On Mon, Mar 02, 2009 at 01:06:52PM -0300, Jorge Arellano Cid wrote:
On Sun, Mar 01, 2009 at 12:31:18PM +0100, Hofmann Johannes wrote:
On Sat, Feb 28, 2009 at 12:22:32AM +0100, Hofmann Johannes wrote:
On Fri, Feb 27, 2009 at 07:06:27PM +0100, Hofmann Johannes wrote:
On Fri, Feb 27, 2009 at 03:29:55PM +0000, corvid wrote:
On Fri, Feb 27, 2009 at 02:26:03PM +0000, corvid wrote: > > Committed. I hoped to be able to make that code a bit shorter, but > > could not find a reasonable solution... > > Yeah. In any case, it's just going to get worse/rearranged again > for negative numbers...
Exactly. I started my simplification attempts, added negative number support - and blew it all up :) I'm really considering a flex based scanner now. What do you think?
I only touched flex very briefly for a class at school long ago, and I don't remember anything from the experience, but the idea interests me since it has to be less trouble than trying to do it by hand...
This turned out to be easier than expected. Attached patch adds a flex based scanner for CSS data. It's not optimized or polished but seems to work here.
To make reviewing easier I created a repo for the flex experiment: http://freehg.org/u/dillo/flex/ I think the use of flex makes the code simpler and more maintainable. For some reason rendering is a bit different, e.g. on wikipedia.org maybe because negative numbers are supported. It would be nice if people could test it regarding the performance impact.

(Entries for boxed elements)
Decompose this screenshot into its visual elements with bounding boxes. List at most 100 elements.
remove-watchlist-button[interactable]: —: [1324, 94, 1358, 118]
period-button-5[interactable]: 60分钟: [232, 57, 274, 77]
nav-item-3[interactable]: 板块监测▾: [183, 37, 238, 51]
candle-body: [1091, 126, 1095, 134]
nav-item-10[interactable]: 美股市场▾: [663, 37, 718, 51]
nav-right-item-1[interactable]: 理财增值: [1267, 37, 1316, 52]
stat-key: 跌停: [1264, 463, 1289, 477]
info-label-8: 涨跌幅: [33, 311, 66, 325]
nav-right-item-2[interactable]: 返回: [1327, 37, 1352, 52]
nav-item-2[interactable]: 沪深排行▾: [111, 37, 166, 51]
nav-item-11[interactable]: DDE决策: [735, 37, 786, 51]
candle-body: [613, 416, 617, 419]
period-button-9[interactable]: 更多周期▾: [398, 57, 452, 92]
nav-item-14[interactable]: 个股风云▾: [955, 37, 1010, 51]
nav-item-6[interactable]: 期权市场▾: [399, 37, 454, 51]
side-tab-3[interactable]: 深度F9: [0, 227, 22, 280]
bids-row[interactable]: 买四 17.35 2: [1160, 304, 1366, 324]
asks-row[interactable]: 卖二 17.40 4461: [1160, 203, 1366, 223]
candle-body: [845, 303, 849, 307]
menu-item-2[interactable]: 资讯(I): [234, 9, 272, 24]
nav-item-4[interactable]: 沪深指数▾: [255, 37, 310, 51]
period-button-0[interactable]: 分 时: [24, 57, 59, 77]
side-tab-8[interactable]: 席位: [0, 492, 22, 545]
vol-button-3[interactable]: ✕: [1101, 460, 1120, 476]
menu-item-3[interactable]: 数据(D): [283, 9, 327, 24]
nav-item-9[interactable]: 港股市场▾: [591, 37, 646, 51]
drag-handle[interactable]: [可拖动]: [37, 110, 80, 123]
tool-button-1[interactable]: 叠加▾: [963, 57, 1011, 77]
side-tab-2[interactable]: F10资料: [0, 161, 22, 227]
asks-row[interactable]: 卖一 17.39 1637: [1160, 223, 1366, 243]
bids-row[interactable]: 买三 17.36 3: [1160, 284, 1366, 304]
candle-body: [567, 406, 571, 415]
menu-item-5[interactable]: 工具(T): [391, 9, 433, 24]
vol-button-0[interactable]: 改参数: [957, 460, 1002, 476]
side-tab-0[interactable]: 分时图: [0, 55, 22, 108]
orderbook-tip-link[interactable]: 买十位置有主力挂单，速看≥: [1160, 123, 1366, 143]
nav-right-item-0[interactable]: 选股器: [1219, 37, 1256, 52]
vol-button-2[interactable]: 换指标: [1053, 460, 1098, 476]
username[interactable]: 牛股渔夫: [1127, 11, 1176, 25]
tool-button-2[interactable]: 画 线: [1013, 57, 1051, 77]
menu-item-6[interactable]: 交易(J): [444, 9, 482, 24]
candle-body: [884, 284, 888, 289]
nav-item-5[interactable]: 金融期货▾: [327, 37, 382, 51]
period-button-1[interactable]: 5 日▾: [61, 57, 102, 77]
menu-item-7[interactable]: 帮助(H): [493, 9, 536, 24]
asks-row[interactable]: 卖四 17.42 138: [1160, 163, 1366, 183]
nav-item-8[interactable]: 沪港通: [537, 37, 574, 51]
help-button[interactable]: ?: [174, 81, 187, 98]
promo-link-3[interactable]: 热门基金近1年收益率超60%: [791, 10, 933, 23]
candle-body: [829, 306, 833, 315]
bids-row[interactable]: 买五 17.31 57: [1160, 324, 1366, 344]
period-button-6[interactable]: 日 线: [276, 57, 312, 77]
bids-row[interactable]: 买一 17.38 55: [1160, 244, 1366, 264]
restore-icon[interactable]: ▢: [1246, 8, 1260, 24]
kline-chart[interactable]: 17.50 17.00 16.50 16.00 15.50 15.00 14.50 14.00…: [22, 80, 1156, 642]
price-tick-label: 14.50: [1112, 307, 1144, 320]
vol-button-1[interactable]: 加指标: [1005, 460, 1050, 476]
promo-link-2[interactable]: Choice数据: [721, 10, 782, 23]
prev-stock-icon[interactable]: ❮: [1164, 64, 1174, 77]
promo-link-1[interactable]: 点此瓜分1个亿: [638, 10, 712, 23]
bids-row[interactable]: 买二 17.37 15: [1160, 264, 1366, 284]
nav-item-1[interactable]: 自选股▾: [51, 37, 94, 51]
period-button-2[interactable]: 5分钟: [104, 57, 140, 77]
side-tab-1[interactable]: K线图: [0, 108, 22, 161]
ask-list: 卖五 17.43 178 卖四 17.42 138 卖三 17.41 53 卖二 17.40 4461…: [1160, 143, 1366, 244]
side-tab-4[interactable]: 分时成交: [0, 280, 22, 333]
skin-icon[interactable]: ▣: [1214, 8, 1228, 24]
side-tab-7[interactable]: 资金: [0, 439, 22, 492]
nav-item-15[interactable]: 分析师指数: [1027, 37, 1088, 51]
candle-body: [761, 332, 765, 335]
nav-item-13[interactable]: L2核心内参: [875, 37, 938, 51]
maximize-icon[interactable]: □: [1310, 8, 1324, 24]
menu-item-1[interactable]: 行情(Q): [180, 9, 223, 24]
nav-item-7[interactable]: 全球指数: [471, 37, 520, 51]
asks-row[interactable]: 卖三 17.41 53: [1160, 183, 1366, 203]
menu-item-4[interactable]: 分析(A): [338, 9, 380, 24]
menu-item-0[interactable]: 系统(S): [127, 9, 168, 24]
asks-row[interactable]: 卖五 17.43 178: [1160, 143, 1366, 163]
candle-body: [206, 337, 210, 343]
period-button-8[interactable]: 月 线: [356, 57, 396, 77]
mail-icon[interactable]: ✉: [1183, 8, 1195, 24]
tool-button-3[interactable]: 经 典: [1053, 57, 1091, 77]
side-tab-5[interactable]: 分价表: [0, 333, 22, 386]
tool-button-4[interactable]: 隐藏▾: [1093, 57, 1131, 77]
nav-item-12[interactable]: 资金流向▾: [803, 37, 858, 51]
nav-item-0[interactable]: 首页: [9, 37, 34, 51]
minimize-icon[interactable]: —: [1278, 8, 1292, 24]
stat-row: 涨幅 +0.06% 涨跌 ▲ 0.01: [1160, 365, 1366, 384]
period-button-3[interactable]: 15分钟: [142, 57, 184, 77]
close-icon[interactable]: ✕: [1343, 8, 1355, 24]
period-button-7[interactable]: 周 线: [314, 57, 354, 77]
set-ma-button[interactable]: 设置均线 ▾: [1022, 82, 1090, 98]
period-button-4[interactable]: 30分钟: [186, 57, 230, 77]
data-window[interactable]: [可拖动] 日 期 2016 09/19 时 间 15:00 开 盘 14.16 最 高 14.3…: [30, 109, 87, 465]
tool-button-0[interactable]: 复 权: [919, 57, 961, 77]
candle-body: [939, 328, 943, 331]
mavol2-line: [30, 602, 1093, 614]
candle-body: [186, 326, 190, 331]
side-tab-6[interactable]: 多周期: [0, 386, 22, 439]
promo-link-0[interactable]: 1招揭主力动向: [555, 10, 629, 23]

### [Set task 1]
In the mailing list thread, what kind of scanner does the attached patch add for CSS data?
### [Set task 2]
Edit the mailing list thread, giving the stretch from "This turned out" through "to work here." again with "polished" replaced by "tidied up".

### [Expected output 1]
A flex based scanner.

### [Expected output 2]
This turned out to be easier than expected. Attached patch adds a flex based scanner for CSS data. It's not optimized or tidied up but seems to work here.